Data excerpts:
"""
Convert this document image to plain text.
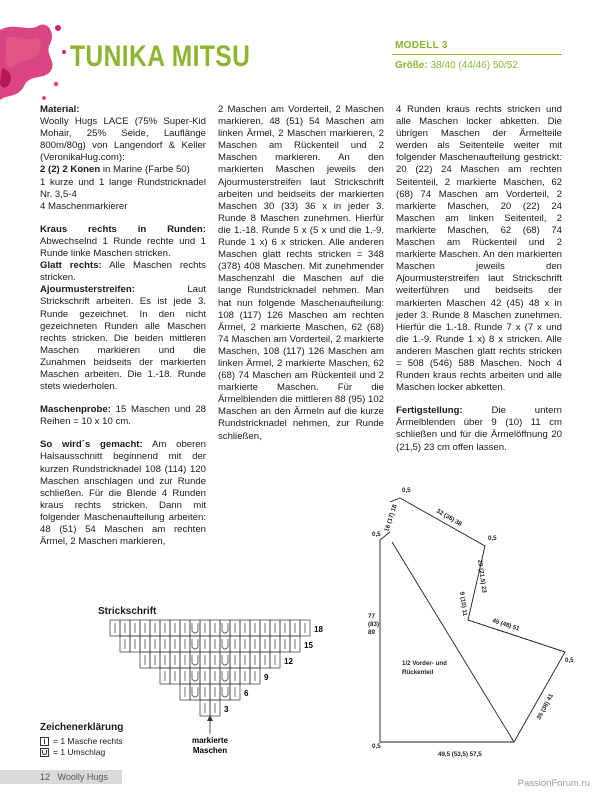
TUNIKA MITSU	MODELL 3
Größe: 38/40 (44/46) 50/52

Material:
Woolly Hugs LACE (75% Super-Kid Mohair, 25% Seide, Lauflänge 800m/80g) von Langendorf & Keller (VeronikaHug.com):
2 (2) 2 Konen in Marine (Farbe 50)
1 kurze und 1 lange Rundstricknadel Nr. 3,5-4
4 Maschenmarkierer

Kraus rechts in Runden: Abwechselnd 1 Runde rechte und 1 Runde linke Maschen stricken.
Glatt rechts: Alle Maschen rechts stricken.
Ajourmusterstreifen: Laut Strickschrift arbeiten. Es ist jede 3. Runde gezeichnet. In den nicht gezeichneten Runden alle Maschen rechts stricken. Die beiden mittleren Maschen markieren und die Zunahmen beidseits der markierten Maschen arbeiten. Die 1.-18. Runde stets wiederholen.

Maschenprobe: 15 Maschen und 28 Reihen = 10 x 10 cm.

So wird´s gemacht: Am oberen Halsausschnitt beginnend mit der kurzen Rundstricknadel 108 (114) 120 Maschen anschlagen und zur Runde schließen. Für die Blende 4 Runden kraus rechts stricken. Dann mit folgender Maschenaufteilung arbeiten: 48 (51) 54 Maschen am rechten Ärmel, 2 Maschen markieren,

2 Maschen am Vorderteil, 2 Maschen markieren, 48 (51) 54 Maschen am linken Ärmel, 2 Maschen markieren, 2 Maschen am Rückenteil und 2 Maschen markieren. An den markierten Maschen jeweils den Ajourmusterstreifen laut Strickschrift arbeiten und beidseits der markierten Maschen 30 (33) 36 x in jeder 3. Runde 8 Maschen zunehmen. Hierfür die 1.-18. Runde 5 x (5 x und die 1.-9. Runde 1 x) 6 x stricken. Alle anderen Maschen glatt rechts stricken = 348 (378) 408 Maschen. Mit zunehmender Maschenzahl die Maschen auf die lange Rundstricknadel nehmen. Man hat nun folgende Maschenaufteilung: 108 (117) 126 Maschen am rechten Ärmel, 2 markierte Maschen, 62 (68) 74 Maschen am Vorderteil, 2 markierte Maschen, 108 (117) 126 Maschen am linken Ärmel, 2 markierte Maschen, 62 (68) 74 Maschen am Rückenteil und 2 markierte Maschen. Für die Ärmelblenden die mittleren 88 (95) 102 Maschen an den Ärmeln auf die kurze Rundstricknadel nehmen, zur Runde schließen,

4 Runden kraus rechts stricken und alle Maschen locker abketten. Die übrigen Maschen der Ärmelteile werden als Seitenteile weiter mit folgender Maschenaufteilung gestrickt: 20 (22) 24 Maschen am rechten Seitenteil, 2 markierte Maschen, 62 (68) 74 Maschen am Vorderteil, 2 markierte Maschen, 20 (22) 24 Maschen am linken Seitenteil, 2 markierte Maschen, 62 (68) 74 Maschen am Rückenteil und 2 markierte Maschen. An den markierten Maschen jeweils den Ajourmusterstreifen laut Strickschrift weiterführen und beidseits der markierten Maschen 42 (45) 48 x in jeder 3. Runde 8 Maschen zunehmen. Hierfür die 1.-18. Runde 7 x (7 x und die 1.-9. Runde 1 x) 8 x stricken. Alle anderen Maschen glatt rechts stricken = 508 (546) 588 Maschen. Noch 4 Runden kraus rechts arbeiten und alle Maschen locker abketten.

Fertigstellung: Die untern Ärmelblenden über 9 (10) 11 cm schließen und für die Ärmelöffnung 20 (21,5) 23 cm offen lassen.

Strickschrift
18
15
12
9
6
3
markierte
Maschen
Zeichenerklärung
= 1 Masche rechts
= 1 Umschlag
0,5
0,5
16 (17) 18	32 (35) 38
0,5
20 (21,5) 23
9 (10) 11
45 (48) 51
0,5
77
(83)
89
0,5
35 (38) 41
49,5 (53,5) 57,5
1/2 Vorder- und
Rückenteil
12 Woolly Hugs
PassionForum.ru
"""
"""
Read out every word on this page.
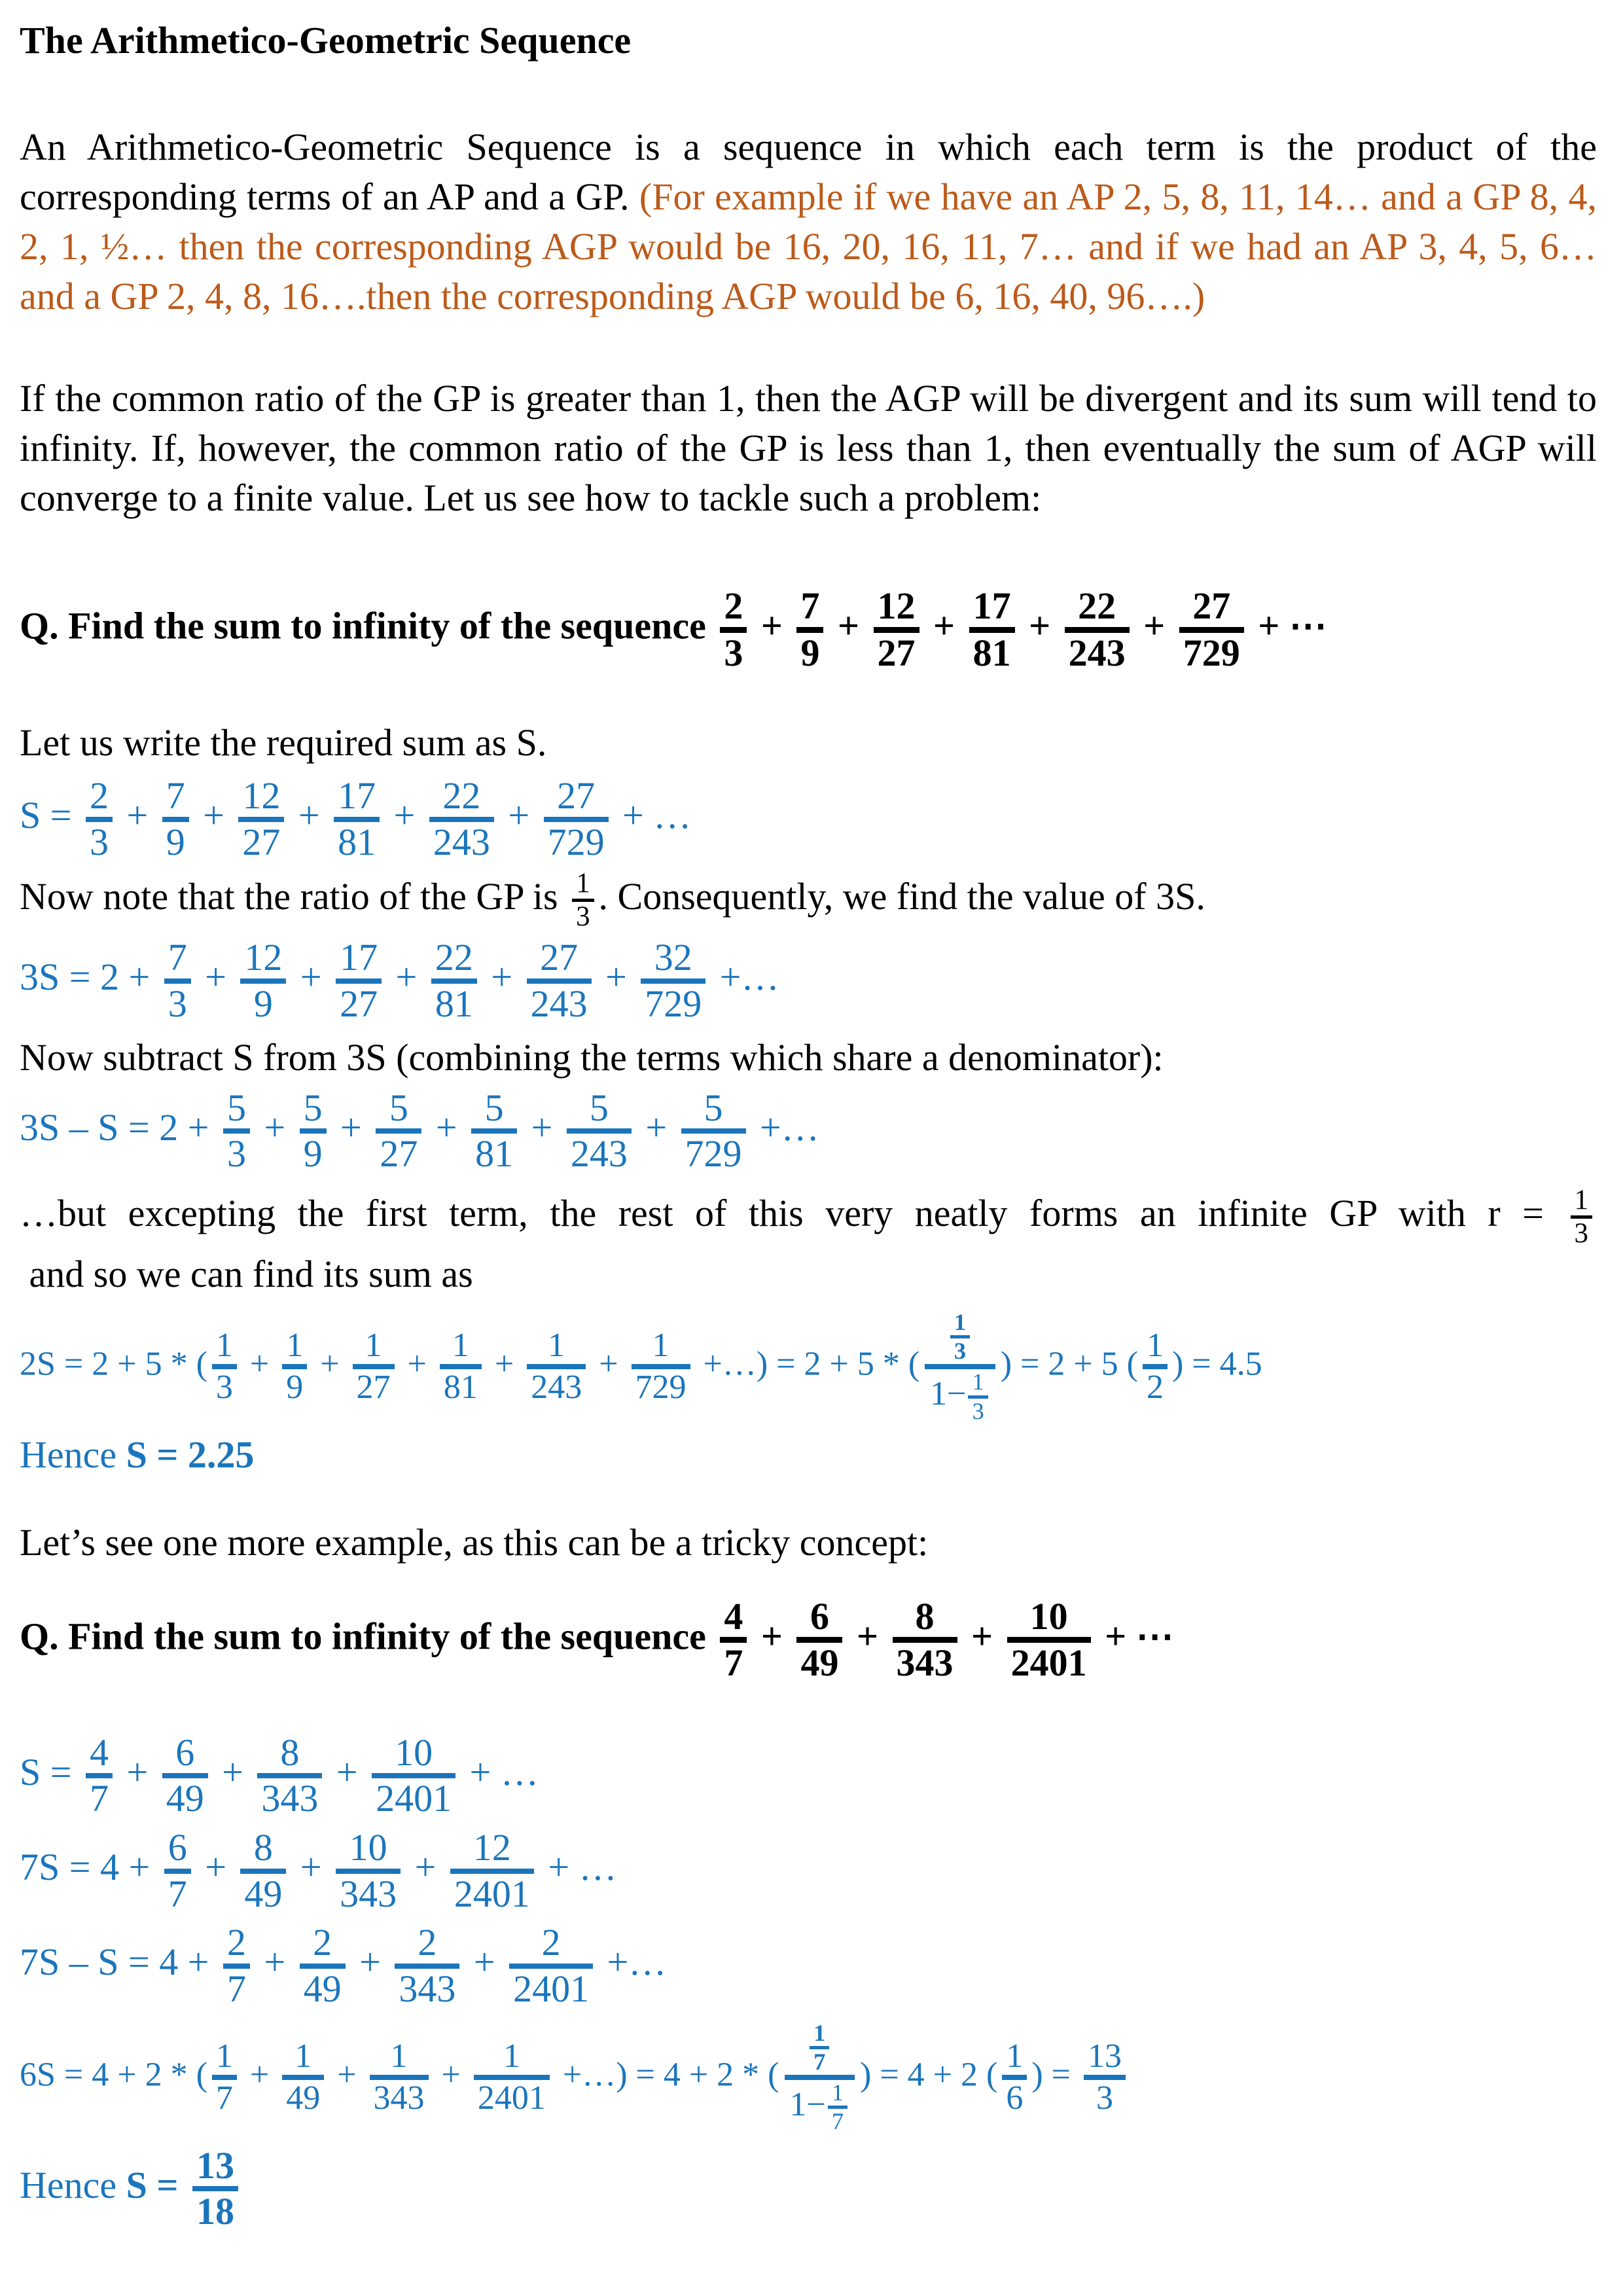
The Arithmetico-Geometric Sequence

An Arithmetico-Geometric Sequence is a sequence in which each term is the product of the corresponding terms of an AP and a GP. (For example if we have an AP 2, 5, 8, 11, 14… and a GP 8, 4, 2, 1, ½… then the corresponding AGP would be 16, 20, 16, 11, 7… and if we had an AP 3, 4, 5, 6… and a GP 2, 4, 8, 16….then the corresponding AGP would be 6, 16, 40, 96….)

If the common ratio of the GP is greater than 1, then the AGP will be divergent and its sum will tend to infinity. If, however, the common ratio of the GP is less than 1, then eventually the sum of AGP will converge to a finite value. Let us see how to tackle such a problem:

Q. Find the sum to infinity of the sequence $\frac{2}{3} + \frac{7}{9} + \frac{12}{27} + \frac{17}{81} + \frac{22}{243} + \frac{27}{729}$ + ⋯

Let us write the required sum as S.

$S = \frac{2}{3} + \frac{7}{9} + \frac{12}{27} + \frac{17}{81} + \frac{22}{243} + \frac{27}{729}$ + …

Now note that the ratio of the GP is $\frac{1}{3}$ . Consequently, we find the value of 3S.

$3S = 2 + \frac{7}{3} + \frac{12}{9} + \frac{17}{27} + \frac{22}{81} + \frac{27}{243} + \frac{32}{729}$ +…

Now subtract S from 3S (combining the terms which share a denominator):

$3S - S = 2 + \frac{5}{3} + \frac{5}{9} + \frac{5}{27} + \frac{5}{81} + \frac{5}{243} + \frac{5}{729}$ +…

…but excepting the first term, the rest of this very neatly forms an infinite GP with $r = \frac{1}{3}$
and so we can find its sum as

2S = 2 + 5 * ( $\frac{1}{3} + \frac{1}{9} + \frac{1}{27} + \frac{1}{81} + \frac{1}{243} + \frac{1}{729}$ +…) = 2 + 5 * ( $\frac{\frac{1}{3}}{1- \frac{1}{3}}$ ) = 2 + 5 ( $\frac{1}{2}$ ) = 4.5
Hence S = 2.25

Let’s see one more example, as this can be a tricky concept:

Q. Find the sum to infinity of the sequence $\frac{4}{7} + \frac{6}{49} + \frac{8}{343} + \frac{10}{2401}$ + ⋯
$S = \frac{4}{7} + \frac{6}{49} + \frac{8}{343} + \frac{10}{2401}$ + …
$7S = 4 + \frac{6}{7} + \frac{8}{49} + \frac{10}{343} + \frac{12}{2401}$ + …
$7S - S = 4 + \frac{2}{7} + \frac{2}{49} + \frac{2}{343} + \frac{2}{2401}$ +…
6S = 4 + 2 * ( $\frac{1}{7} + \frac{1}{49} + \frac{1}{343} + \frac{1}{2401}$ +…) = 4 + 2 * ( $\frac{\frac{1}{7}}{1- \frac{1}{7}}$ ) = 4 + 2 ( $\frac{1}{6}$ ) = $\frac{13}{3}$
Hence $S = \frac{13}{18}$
"""
◆ WHAT YOU SHOULD DO
Using the records above, find and show each line with the string "value".

◆ SOLUTION TO THIS PROBLEM
If the common ratio of the GP is greater than 1, then the AGP will be divergent and its sum will tend to infinity. If, however, the common ratio of the GP is less than 1, then eventually the sum of AGP will converge to a finite value. Let us see how to tackle such a problem:
Now note that the ratio of the GP is $\frac{1}{3}$ . Consequently, we find the value of 3S.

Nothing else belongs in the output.